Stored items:
══════════════════════════════
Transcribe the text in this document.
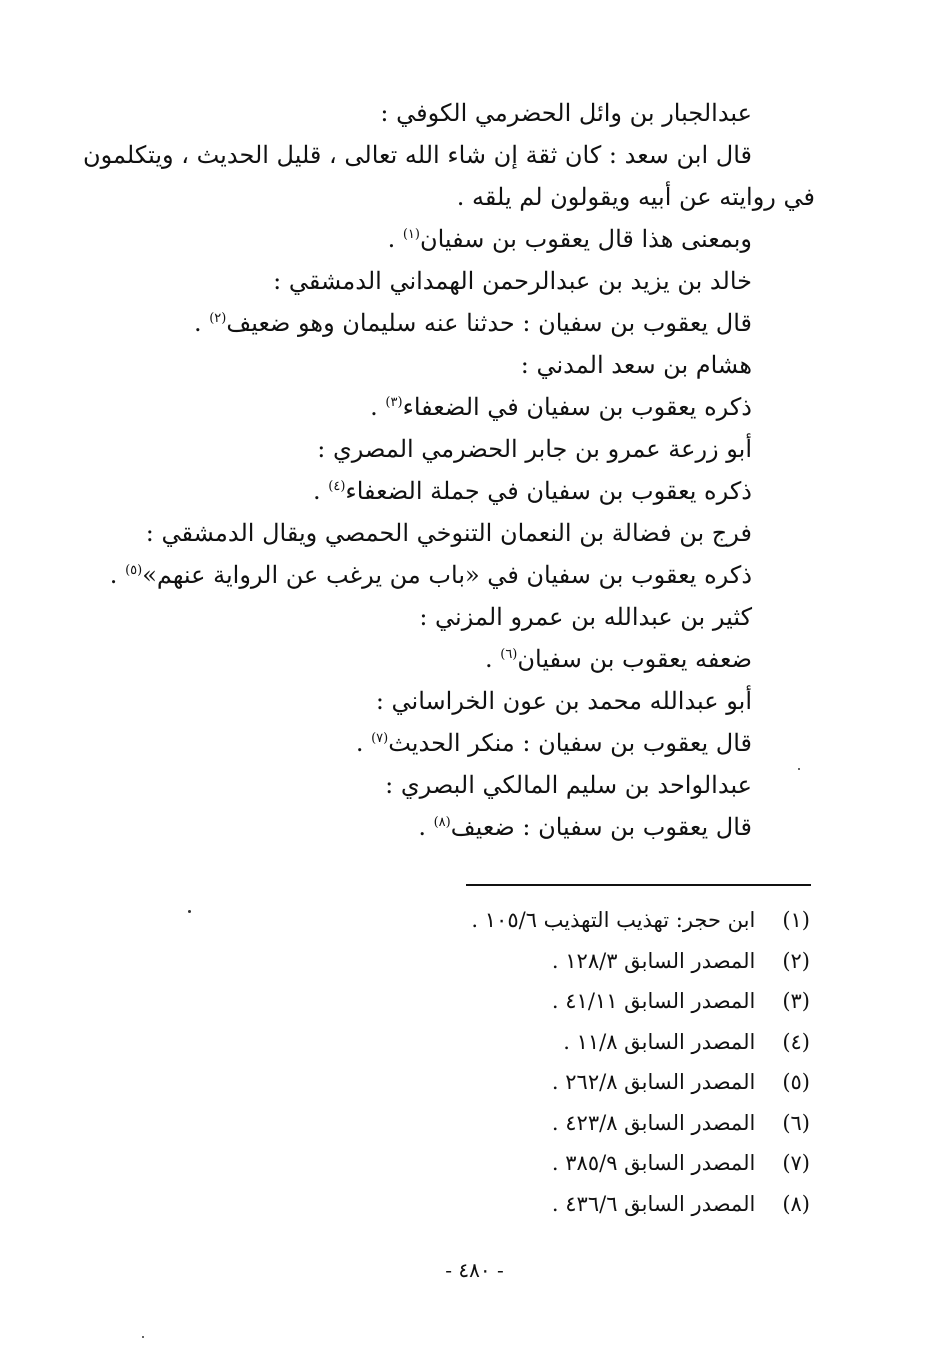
عبدالجبار بن وائل الحضرمي الكوفي :
قال ابن سعد : كان ثقة إن شاء الله تعالى ، قليل الحديث ، ويتكلمون
في روايته عن أبيه ويقولون لم يلقه .
وبمعنى هذا قال يعقوب بن سفيان$^{(١)}$ .
خالد بن يزيد بن عبدالرحمن الهمداني الدمشقي :
قال يعقوب بن سفيان : حدثنا عنه سليمان وهو ضعيف$^{(٢)}$ .
هشام بن سعد المدني :
ذكره يعقوب بن سفيان في الضعفاء$^{(٣)}$ .
أبو زرعة عمرو بن جابر الحضرمي المصري :
ذكره يعقوب بن سفيان في جملة الضعفاء$^{(٤)}$ .
فرج بن فضالة بن النعمان التنوخي الحمصي ويقال الدمشقي :
ذكره يعقوب بن سفيان في «باب من يرغب عن الرواية عنهم»$^{(٥)}$ .
كثير بن عبدالله بن عمرو المزني :
ضعفه يعقوب بن سفيان$^{(٦)}$ .
أبو عبدالله محمد بن عون الخراساني :
قال يعقوب بن سفيان : منكر الحديث$^{(٧)}$ .
عبدالواحد بن سليم المالكي البصري :
قال يعقوب بن سفيان : ضعيف$^{(٨)}$ .
(١) ابن حجر: تهذيب التهذيب ١٠٥/٦ .
(٢) المصدر السابق ١٢٨/٣ .
(٣) المصدر السابق ٤١/١١ .
(٤) المصدر السابق ١١/٨ .
(٥) المصدر السابق ٢٦٢/٨ .
(٦) المصدر السابق ٤٢٣/٨ .
(٧) المصدر السابق ٣٨٥/٩ .
(٨) المصدر السابق ٤٣٦/٦ .
- ٤٨٠ -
══════════════════════════════
Quote each line of the listing exactly, but leave the pictures out.

### Answer to this problem
Transcribe the text in this document.
عبدالجبار بن وائل الحضرمي الكوفي :
قال ابن سعد : كان ثقة إن شاء الله تعالى ، قليل الحديث ، ويتكلمون
في روايته عن أبيه ويقولون لم يلقه .
وبمعنى هذا قال يعقوب بن سفيان$^{(١)}$ .
خالد بن يزيد بن عبدالرحمن الهمداني الدمشقي :
قال يعقوب بن سفيان : حدثنا عنه سليمان وهو ضعيف$^{(٢)}$ .
هشام بن سعد المدني :
ذكره يعقوب بن سفيان في الضعفاء$^{(٣)}$ .
أبو زرعة عمرو بن جابر الحضرمي المصري :
ذكره يعقوب بن سفيان في جملة الضعفاء$^{(٤)}$ .
فرج بن فضالة بن النعمان التنوخي الحمصي ويقال الدمشقي :
ذكره يعقوب بن سفيان في «باب من يرغب عن الرواية عنهم»$^{(٥)}$ .
كثير بن عبدالله بن عمرو المزني :
ضعفه يعقوب بن سفيان$^{(٦)}$ .
أبو عبدالله محمد بن عون الخراساني :
قال يعقوب بن سفيان : منكر الحديث$^{(٧)}$ .
عبدالواحد بن سليم المالكي البصري :
قال يعقوب بن سفيان : ضعيف$^{(٨)}$ .
(١) ابن حجر: تهذيب التهذيب ١٠٥/٦ .
(٢) المصدر السابق ١٢٨/٣ .
(٣) المصدر السابق ٤١/١١ .
(٤) المصدر السابق ١١/٨ .
(٥) المصدر السابق ٢٦٢/٨ .
(٦) المصدر السابق ٤٢٣/٨ .
(٧) المصدر السابق ٣٨٥/٩ .
(٨) المصدر السابق ٤٣٦/٦ .
- ٤٨٠ -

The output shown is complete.